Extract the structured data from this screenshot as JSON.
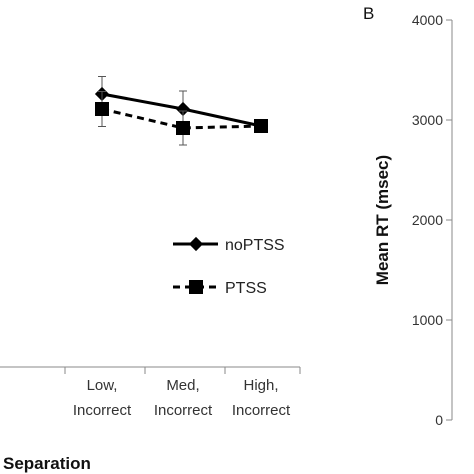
{
  "panel_label": "B",
  "chart_data": [
    {
      "type": "line",
      "categories": [
        "Low, Incorrect",
        "Med, Incorrect",
        "High, Incorrect"
      ],
      "category_lines": [
        [
          "Low,",
          "Incorrect"
        ],
        [
          "Med,",
          "Incorrect"
        ],
        [
          "High,",
          "Incorrect"
        ]
      ],
      "xlabel": "Separation",
      "ylabel": "",
      "ylim": [
        0,
        4000
      ],
      "series": [
        {
          "name": "noPTSS",
          "values": [
            3260,
            3110,
            2940
          ],
          "error": [
            175,
            180,
            40
          ],
          "marker": "diamond",
          "line_style": "solid",
          "color": "#000000"
        },
        {
          "name": "PTSS",
          "values": [
            3110,
            2920,
            2940
          ],
          "error": [
            175,
            170,
            40
          ],
          "marker": "square",
          "line_style": "dashed",
          "color": "#000000"
        }
      ],
      "legend_position": "bottom-right",
      "grid": false
    },
    {
      "type": "axis",
      "ylabel": "Mean RT (msec)",
      "ylim": [
        0,
        4000
      ],
      "yticks": [
        "0",
        "1000",
        "2000",
        "3000",
        "4000"
      ],
      "grid": false
    }
  ]
}
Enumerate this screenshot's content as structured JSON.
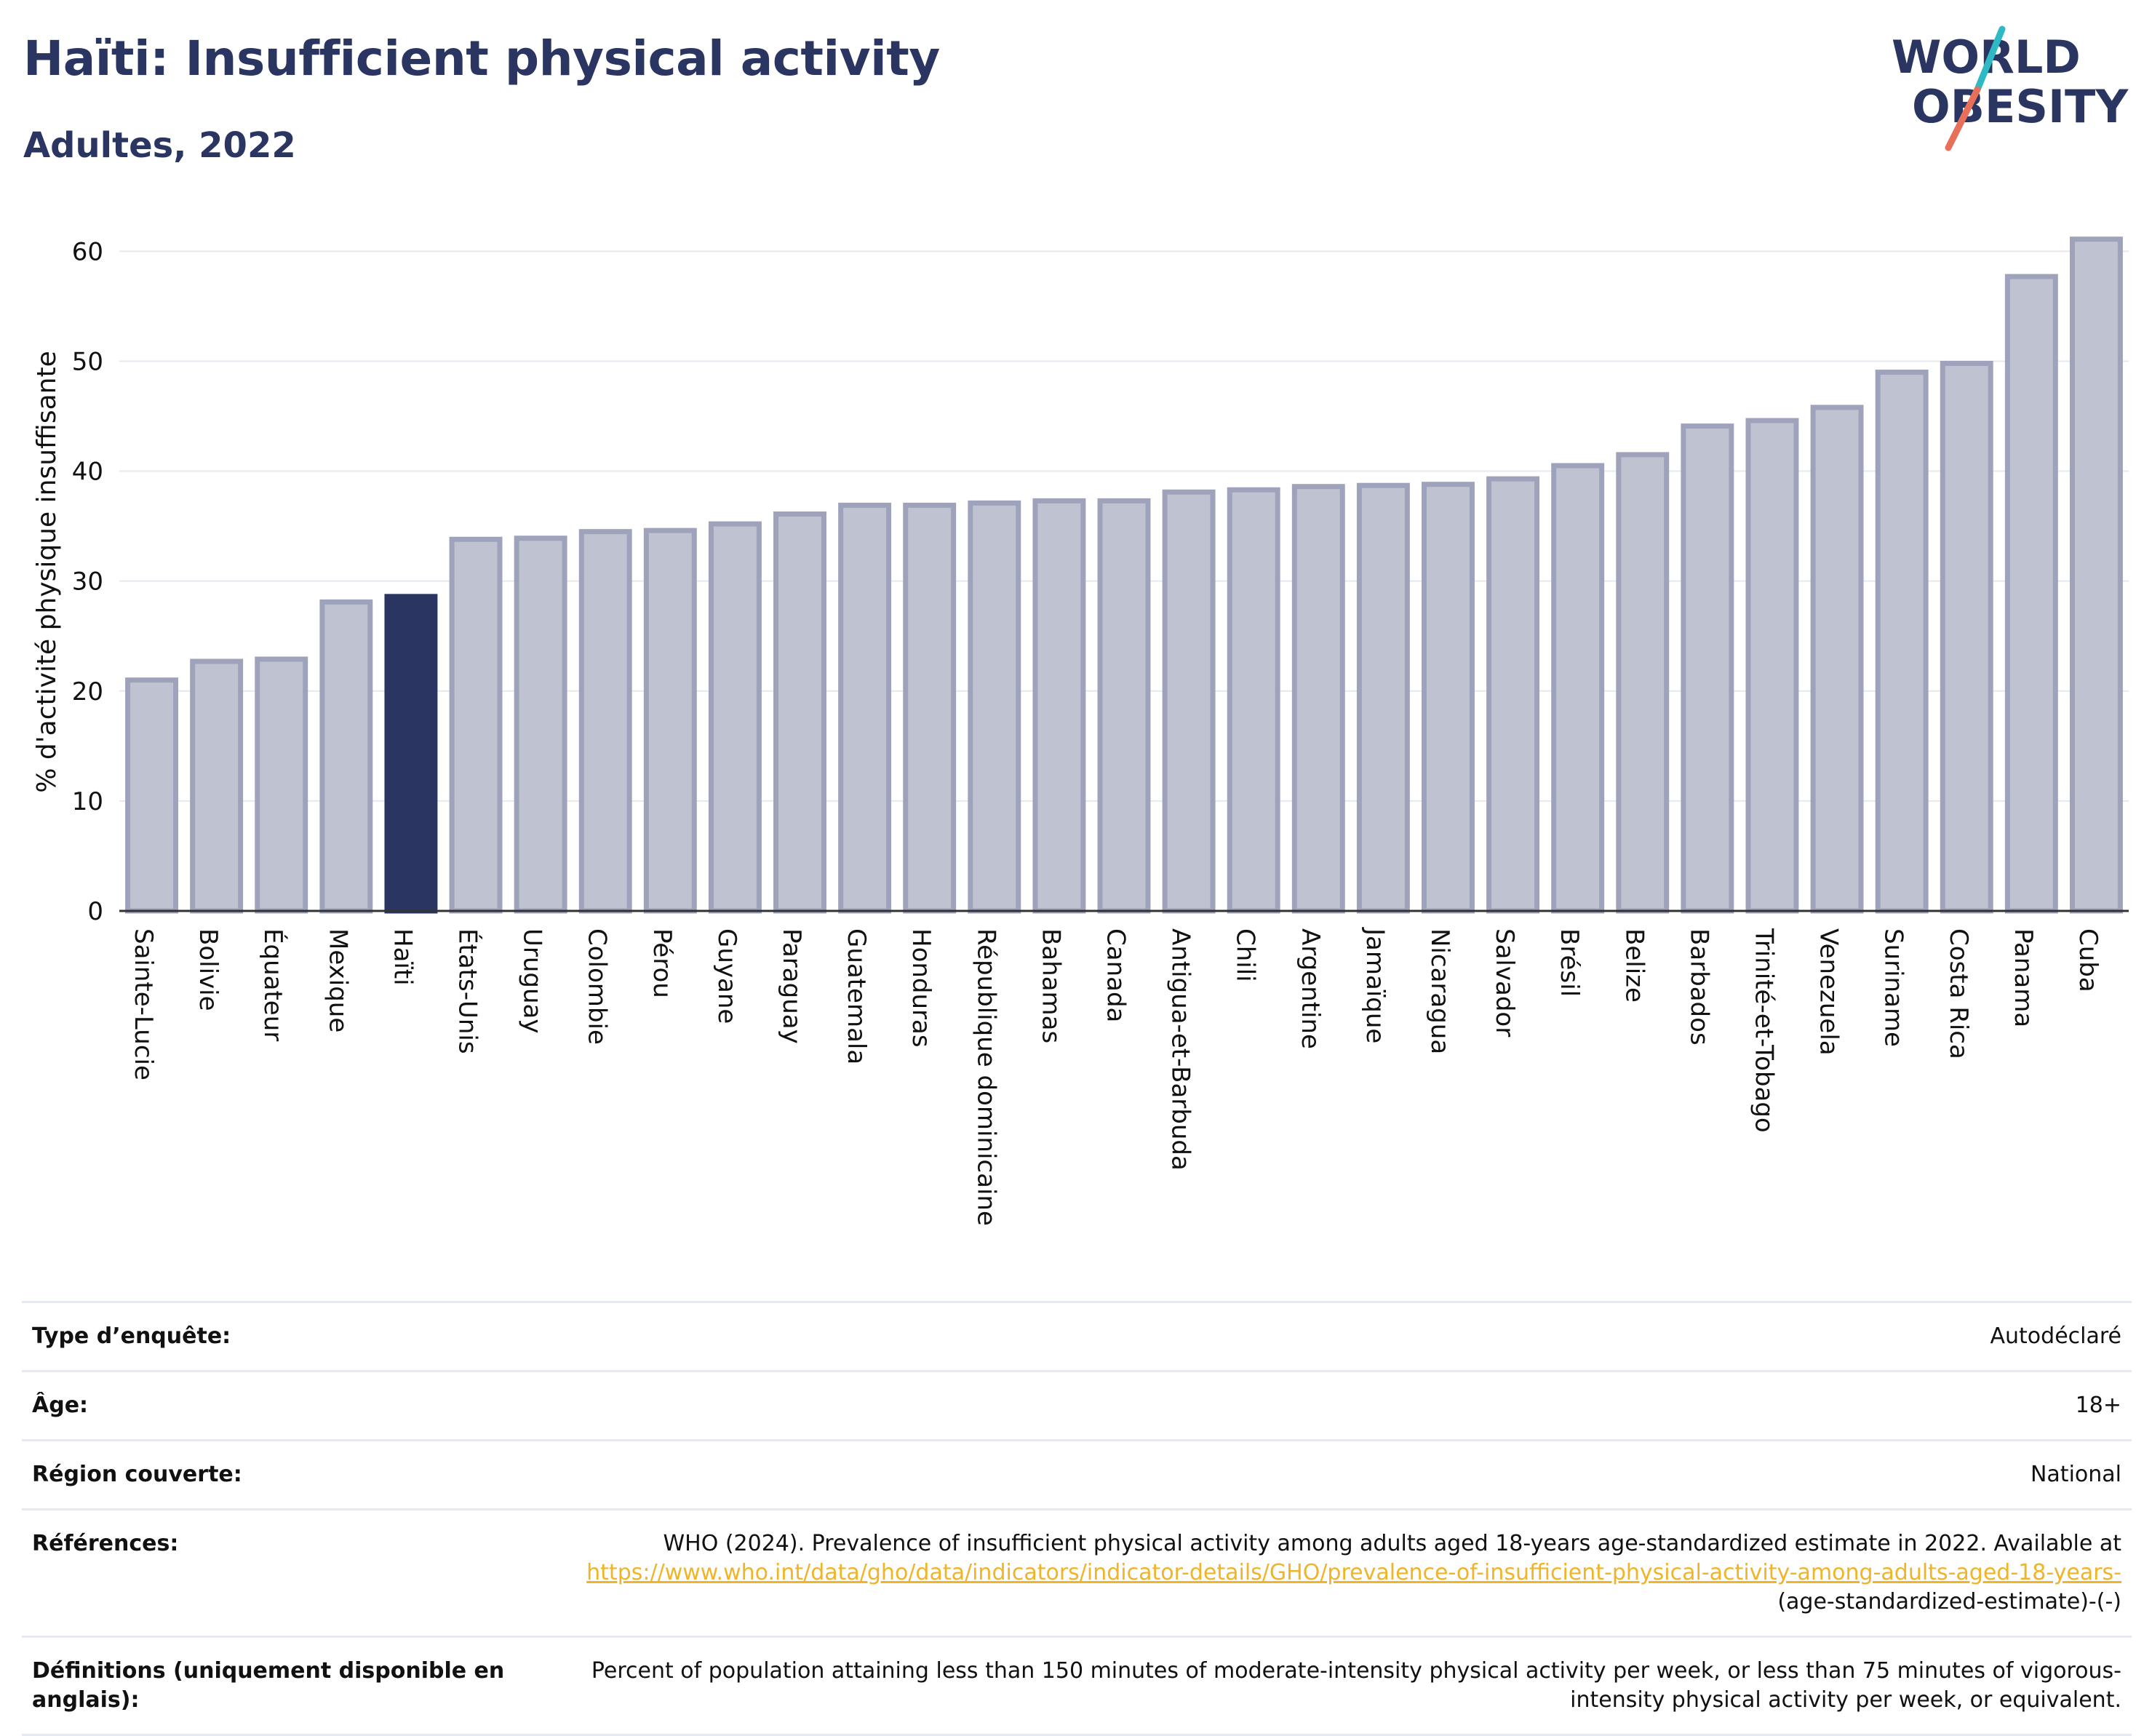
{
  "header": {
    "title": "Haïti: Insufficient physical activity",
    "subtitle": "Adultes, 2022"
  },
  "logo": {
    "line1": "WORLD",
    "line2": "OBESITY",
    "text_color": "#2a3561",
    "slash_colors": [
      "#2fb9c4",
      "#e8705a"
    ]
  },
  "colors": {
    "bar": "#bfc2d0",
    "bar_edge": "#9ea3bb",
    "highlight": "#2a3561",
    "grid": "#e6e8ef",
    "axis": "#333333"
  },
  "chart_data": {
    "type": "bar",
    "ylabel": "% d'activité physique insuffisante",
    "ylim": [
      0,
      63
    ],
    "yticks": [
      0,
      10,
      20,
      30,
      40,
      50,
      60
    ],
    "grid": true,
    "highlight": "Haïti",
    "categories": [
      "Sainte-Lucie",
      "Bolivie",
      "Équateur",
      "Mexique",
      "Haïti",
      "États-Unis",
      "Uruguay",
      "Colombie",
      "Pérou",
      "Guyane",
      "Paraguay",
      "Guatemala",
      "Honduras",
      "République dominicaine",
      "Bahamas",
      "Canada",
      "Antigua-et-Barbuda",
      "Chili",
      "Argentine",
      "Jamaïque",
      "Nicaragua",
      "Salvador",
      "Brésil",
      "Belize",
      "Barbados",
      "Trinité-et-Tobago",
      "Venezuela",
      "Suriname",
      "Costa Rica",
      "Panama",
      "Cuba"
    ],
    "values": [
      21.0,
      22.7,
      22.9,
      28.1,
      28.6,
      33.8,
      33.9,
      34.5,
      34.6,
      35.2,
      36.1,
      36.9,
      36.9,
      37.1,
      37.3,
      37.3,
      38.1,
      38.3,
      38.6,
      38.7,
      38.8,
      39.3,
      40.5,
      41.5,
      44.1,
      44.6,
      45.8,
      49.0,
      49.8,
      57.7,
      61.1
    ]
  },
  "info": [
    {
      "label": "Type d’enquête:",
      "value": "Autodéclaré"
    },
    {
      "label": "Âge:",
      "value": "18+"
    },
    {
      "label": "Région couverte:",
      "value": "National"
    },
    {
      "label": "Références:",
      "value": "WHO (2024). Prevalence of insufficient physical activity among adults aged 18-years age-standardized estimate in 2022. Available at",
      "link": "https://www.who.int/data/gho/data/indicators/indicator-details/GHO/prevalence-of-insufficient-physical-activity-among-adults-aged-18-years-",
      "suffix": "(age-standardized-estimate)-(-)"
    },
    {
      "label": "Définitions (uniquement disponible en anglais):",
      "value": "Percent of population attaining less than 150 minutes of moderate-intensity physical activity per week, or less than 75 minutes of vigorous-intensity physical activity per week, or equivalent."
    }
  ]
}
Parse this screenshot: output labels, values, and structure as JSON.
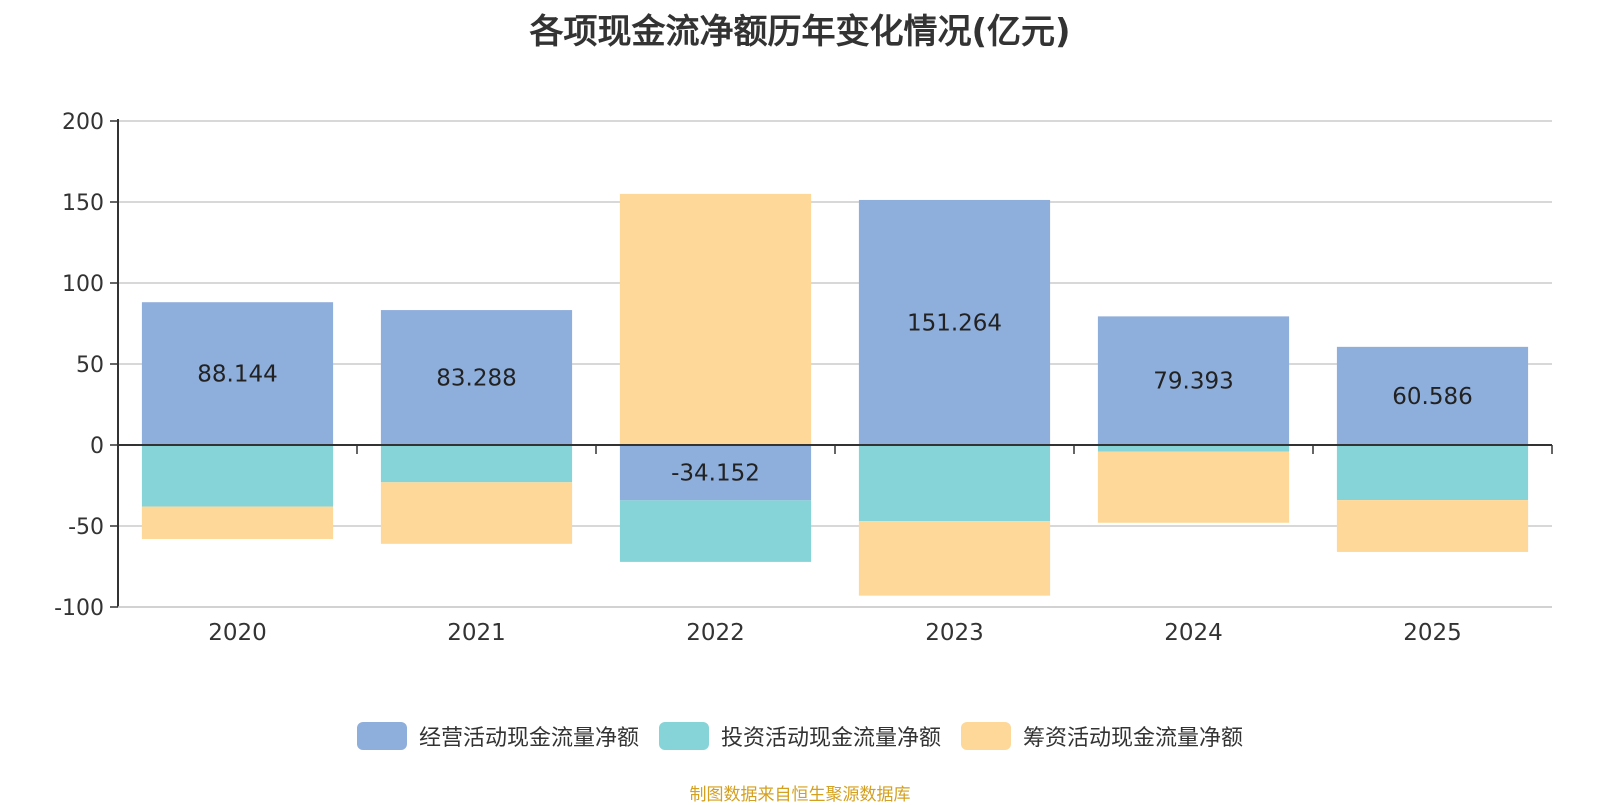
{
  "chart_data": {
    "type": "bar",
    "stacked": true,
    "title": "各项现金流净额历年变化情况(亿元)",
    "categories": [
      "2020",
      "2021",
      "2022",
      "2023",
      "2024",
      "2025"
    ],
    "ylim": [
      -100,
      200
    ],
    "yticks": [
      200,
      150,
      100,
      50,
      0,
      -50,
      -100
    ],
    "grid": true,
    "legend_position": "bottom",
    "series": [
      {
        "name": "经营活动现金流量净额",
        "color": "#8eaedb",
        "values": [
          88.144,
          83.288,
          -34.152,
          151.264,
          79.393,
          60.586
        ],
        "labels": [
          "88.144",
          "83.288",
          "-34.152",
          "151.264",
          "79.393",
          "60.586"
        ]
      },
      {
        "name": "投资活动现金流量净额",
        "color": "#86d4d8",
        "values": [
          -38,
          -23,
          -38,
          -47,
          -4,
          -34
        ]
      },
      {
        "name": "筹资活动现金流量净额",
        "color": "#fdd898",
        "values": [
          -20,
          -38,
          155,
          -46,
          -44,
          -32
        ]
      }
    ]
  },
  "source_note": "制图数据来自恒生聚源数据库"
}
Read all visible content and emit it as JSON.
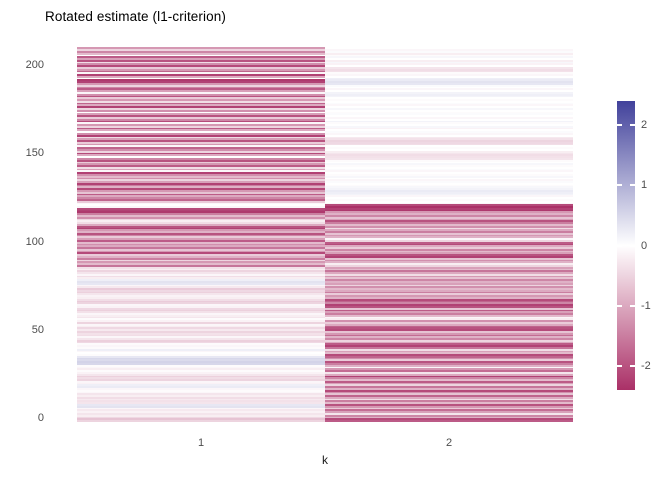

=-=-=-=-=

**Task description:** Write out the entries again, exactly as given, skipping any images.

**Solution:**
Extract the structured data from this screenshot as JSON.
{
  "panel_label": "B",
  "chart_data": [
    {
      "type": "line",
      "categories": [
        "Low, Incorrect",
        "Med, Incorrect",
        "High, Incorrect"
      ],
      "category_lines": [
        [
          "Low,",
          "Incorrect"
        ],
        [
          "Med,",
          "Incorrect"
        ],
        [
          "High,",
          "Incorrect"
        ]
      ],
      "xlabel": "Separation",
      "ylabel": "",
      "ylim": [
        0,
        4000
      ],
      "series": [
        {
          "name": "noPTSS",
          "values": [
            3260,
            3110,
            2940
          ],
          "error": [
            175,
            180,
            40
          ],
          "marker": "diamond",
          "line_style": "solid",
          "color": "#000000"
        },
        {
          "name": "PTSS",
          "values": [
            3110,
            2920,
            2940
          ],
          "error": [
            175,
            170,
            40
          ],
          "marker": "square",
          "line_style": "dashed",
          "color": "#000000"
        }
      ],
      "legend_position": "bottom-right",
      "grid": false
    },
    {
      "type": "axis",
      "ylabel": "Mean RT (msec)",
      "ylim": [
        0,
        4000
      ],
      "yticks": [
        "0",
        "1000",
        "2000",
        "3000",
        "4000"
      ],
      "grid": false
    }
  ]
}
Enumerate this screenshot's content as structured JSON.
{
  "header": {
    "title": "Haïti: Insufficient physical activity",
    "subtitle": "Adultes, 2022"
  },
  "logo": {
    "line1": "WORLD",
    "line2": "OBESITY",
    "text_color": "#2a3561",
    "slash_colors": [
      "#2fb9c4",
      "#e8705a"
    ]
  },
  "colors": {
    "bar": "#bfc2d0",
    "bar_edge": "#9ea3bb",
    "highlight": "#2a3561",
    "grid": "#e6e8ef",
    "axis": "#333333"
  },
  "chart_data": {
    "type": "bar",
    "ylabel": "% d'activité physique insuffisante",
    "ylim": [
      0,
      63
    ],
    "yticks": [
      0,
      10,
      20,
      30,
      40,
      50,
      60
    ],
    "grid": true,
    "highlight": "Haïti",
    "categories": [
      "Sainte-Lucie",
      "Bolivie",
      "Équateur",
      "Mexique",
      "Haïti",
      "États-Unis",
      "Uruguay",
      "Colombie",
      "Pérou",
      "Guyane",
      "Paraguay",
      "Guatemala",
      "Honduras",
      "République dominicaine",
      "Bahamas",
      "Canada",
      "Antigua-et-Barbuda",
      "Chili",
      "Argentine",
      "Jamaïque",
      "Nicaragua",
      "Salvador",
      "Brésil",
      "Belize",
      "Barbados",
      "Trinité-et-Tobago",
      "Venezuela",
      "Suriname",
      "Costa Rica",
      "Panama",
      "Cuba"
    ],
    "values": [
      21.0,
      22.7,
      22.9,
      28.1,
      28.6,
      33.8,
      33.9,
      34.5,
      34.6,
      35.2,
      36.1,
      36.9,
      36.9,
      37.1,
      37.3,
      37.3,
      38.1,
      38.3,
      38.6,
      38.7,
      38.8,
      39.3,
      40.5,
      41.5,
      44.1,
      44.6,
      45.8,
      49.0,
      49.8,
      57.7,
      61.1
    ]
  },
  "info": [
    {
      "label": "Type d’enquête:",
      "value": "Autodéclaré"
    },
    {
      "label": "Âge:",
      "value": "18+"
    },
    {
      "label": "Région couverte:",
      "value": "National"
    },
    {
      "label": "Références:",
      "value": "WHO (2024). Prevalence of insufficient physical activity among adults aged 18-years age-standardized estimate in 2022. Available at",
      "link": "https://www.who.int/data/gho/data/indicators/indicator-details/GHO/prevalence-of-insufficient-physical-activity-among-adults-aged-18-years-",
      "suffix": "(age-standardized-estimate)-(-)"
    },
    {
      "label": "Définitions (uniquement disponible en anglais):",
      "value": "Percent of population attaining less than 150 minutes of moderate-intensity physical activity per week, or less than 75 minutes of vigorous-intensity physical activity per week, or equivalent."
    }
  ]
}
Parse this screenshot: output labels, values, and structure as JSON.
{
  "chart_data": {
    "type": "bar",
    "stacked": true,
    "title": "各项现金流净额历年变化情况(亿元)",
    "categories": [
      "2020",
      "2021",
      "2022",
      "2023",
      "2024",
      "2025"
    ],
    "ylim": [
      -100,
      200
    ],
    "yticks": [
      200,
      150,
      100,
      50,
      0,
      -50,
      -100
    ],
    "grid": true,
    "legend_position": "bottom",
    "series": [
      {
        "name": "经营活动现金流量净额",
        "color": "#8eaedb",
        "values": [
          88.144,
          83.288,
          -34.152,
          151.264,
          79.393,
          60.586
        ],
        "labels": [
          "88.144",
          "83.288",
          "-34.152",
          "151.264",
          "79.393",
          "60.586"
        ]
      },
      {
        "name": "投资活动现金流量净额",
        "color": "#86d4d8",
        "values": [
          -38,
          -23,
          -38,
          -47,
          -4,
          -34
        ]
      },
      {
        "name": "筹资活动现金流量净额",
        "color": "#fdd898",
        "values": [
          -20,
          -38,
          155,
          -46,
          -44,
          -32
        ]
      }
    ]
  },
  "source_note": "制图数据来自恒生聚源数据库"
}
Read all visible content and emit it as JSON.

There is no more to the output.